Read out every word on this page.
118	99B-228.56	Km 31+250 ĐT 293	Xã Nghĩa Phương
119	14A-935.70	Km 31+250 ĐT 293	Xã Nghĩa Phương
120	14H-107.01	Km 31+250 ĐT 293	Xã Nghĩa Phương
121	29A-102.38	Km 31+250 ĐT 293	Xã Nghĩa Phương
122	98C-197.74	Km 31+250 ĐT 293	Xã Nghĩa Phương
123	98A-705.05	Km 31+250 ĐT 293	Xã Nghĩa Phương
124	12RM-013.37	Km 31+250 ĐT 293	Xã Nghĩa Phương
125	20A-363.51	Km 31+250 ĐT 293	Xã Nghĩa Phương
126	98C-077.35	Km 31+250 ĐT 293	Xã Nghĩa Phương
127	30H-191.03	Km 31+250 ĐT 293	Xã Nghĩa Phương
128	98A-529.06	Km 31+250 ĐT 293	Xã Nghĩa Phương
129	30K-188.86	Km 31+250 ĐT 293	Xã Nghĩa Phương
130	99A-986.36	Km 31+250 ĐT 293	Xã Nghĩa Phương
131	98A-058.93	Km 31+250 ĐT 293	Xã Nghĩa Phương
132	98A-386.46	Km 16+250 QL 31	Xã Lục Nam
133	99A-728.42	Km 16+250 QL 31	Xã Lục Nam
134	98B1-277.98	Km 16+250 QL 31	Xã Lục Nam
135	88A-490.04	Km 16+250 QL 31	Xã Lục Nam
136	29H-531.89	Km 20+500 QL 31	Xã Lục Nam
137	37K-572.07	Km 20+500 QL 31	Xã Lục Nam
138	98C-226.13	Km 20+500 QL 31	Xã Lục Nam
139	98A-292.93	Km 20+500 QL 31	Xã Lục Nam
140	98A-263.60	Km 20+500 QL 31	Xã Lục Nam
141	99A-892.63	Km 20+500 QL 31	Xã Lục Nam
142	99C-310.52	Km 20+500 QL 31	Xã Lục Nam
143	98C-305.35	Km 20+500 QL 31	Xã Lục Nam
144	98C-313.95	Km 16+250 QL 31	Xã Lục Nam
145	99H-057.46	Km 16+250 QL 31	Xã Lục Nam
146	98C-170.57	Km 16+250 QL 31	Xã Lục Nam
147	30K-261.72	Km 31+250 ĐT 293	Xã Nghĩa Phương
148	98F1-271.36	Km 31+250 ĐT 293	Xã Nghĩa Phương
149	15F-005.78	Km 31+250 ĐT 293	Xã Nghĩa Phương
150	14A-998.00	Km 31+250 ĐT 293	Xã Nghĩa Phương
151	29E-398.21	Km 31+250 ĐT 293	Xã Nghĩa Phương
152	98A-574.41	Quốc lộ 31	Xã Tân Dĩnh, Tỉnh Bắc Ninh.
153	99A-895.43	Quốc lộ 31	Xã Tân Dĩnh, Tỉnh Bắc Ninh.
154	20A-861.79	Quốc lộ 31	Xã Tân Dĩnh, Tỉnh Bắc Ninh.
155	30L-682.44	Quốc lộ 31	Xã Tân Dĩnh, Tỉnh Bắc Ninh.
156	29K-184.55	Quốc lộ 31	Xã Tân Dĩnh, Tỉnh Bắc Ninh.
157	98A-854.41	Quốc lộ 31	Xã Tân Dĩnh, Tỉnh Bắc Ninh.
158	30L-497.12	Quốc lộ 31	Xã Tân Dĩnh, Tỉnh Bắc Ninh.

- - -

Short task: Reproduce each entry exactly, leaving out nothing.

Result of the exercise:
Read out every word on this page.
118	99B-228.56	Km 31+250 ĐT 293	Xã Nghĩa Phương
119	14A-935.70	Km 31+250 ĐT 293	Xã Nghĩa Phương
120	14H-107.01	Km 31+250 ĐT 293	Xã Nghĩa Phương
121	29A-102.38	Km 31+250 ĐT 293	Xã Nghĩa Phương
122	98C-197.74	Km 31+250 ĐT 293	Xã Nghĩa Phương
123	98A-705.05	Km 31+250 ĐT 293	Xã Nghĩa Phương
124	12RM-013.37	Km 31+250 ĐT 293	Xã Nghĩa Phương
125	20A-363.51	Km 31+250 ĐT 293	Xã Nghĩa Phương
126	98C-077.35	Km 31+250 ĐT 293	Xã Nghĩa Phương
127	30H-191.03	Km 31+250 ĐT 293	Xã Nghĩa Phương
128	98A-529.06	Km 31+250 ĐT 293	Xã Nghĩa Phương
129	30K-188.86	Km 31+250 ĐT 293	Xã Nghĩa Phương
130	99A-986.36	Km 31+250 ĐT 293	Xã Nghĩa Phương
131	98A-058.93	Km 31+250 ĐT 293	Xã Nghĩa Phương
132	98A-386.46	Km 16+250 QL 31	Xã Lục Nam
133	99A-728.42	Km 16+250 QL 31	Xã Lục Nam
134	98B1-277.98	Km 16+250 QL 31	Xã Lục Nam
135	88A-490.04	Km 16+250 QL 31	Xã Lục Nam
136	29H-531.89	Km 20+500 QL 31	Xã Lục Nam
137	37K-572.07	Km 20+500 QL 31	Xã Lục Nam
138	98C-226.13	Km 20+500 QL 31	Xã Lục Nam
139	98A-292.93	Km 20+500 QL 31	Xã Lục Nam
140	98A-263.60	Km 20+500 QL 31	Xã Lục Nam
141	99A-892.63	Km 20+500 QL 31	Xã Lục Nam
142	99C-310.52	Km 20+500 QL 31	Xã Lục Nam
143	98C-305.35	Km 20+500 QL 31	Xã Lục Nam
144	98C-313.95	Km 16+250 QL 31	Xã Lục Nam
145	99H-057.46	Km 16+250 QL 31	Xã Lục Nam
146	98C-170.57	Km 16+250 QL 31	Xã Lục Nam
147	30K-261.72	Km 31+250 ĐT 293	Xã Nghĩa Phương
148	98F1-271.36	Km 31+250 ĐT 293	Xã Nghĩa Phương
149	15F-005.78	Km 31+250 ĐT 293	Xã Nghĩa Phương
150	14A-998.00	Km 31+250 ĐT 293	Xã Nghĩa Phương
151	29E-398.21	Km 31+250 ĐT 293	Xã Nghĩa Phương
152	98A-574.41	Quốc lộ 31	Xã Tân Dĩnh, Tỉnh Bắc Ninh.
153	99A-895.43	Quốc lộ 31	Xã Tân Dĩnh, Tỉnh Bắc Ninh.
154	20A-861.79	Quốc lộ 31	Xã Tân Dĩnh, Tỉnh Bắc Ninh.
155	30L-682.44	Quốc lộ 31	Xã Tân Dĩnh, Tỉnh Bắc Ninh.
156	29K-184.55	Quốc lộ 31	Xã Tân Dĩnh, Tỉnh Bắc Ninh.
157	98A-854.41	Quốc lộ 31	Xã Tân Dĩnh, Tỉnh Bắc Ninh.
158	30L-497.12	Quốc lộ 31	Xã Tân Dĩnh, Tỉnh Bắc Ninh.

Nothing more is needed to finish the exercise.